### WHAT YOU WILL DO
Write out each line in which the string "true" is present.

### DATA TO PROCESS

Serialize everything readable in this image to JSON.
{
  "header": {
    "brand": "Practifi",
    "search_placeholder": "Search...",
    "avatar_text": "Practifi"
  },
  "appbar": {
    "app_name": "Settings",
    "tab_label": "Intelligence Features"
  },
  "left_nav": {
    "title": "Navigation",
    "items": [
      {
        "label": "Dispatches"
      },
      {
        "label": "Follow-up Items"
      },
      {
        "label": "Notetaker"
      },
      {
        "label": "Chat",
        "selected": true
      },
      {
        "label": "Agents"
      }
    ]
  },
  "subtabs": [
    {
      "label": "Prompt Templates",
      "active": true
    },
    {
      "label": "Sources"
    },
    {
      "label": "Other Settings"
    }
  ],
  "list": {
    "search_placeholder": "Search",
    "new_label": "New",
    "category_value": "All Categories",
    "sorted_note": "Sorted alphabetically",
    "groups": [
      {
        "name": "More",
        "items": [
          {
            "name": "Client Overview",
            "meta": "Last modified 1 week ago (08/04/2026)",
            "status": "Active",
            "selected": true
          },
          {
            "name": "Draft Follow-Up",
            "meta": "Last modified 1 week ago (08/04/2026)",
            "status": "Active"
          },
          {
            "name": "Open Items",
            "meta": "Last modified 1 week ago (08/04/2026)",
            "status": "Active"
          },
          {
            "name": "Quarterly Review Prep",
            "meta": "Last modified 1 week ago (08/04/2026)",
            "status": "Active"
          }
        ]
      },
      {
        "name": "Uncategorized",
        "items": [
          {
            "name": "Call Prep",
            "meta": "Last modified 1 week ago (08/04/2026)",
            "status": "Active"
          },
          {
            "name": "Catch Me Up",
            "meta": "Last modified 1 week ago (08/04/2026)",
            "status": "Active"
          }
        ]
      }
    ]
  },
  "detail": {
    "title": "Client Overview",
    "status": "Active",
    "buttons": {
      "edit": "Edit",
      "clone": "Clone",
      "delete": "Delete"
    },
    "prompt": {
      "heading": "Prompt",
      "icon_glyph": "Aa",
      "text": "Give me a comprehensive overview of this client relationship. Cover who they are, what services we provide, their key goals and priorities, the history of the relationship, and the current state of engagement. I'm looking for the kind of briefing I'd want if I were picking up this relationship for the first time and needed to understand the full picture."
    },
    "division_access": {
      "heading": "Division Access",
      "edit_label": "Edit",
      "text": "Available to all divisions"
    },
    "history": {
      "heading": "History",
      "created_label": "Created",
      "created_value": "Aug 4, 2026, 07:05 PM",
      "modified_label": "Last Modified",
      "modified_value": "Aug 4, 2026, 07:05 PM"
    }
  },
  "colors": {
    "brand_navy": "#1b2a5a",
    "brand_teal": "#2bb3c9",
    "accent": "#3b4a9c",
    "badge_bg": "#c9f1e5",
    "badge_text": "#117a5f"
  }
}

### SOLUTION TO THIS PROBLEM
        "selected": true
      "active": true
            "selected": true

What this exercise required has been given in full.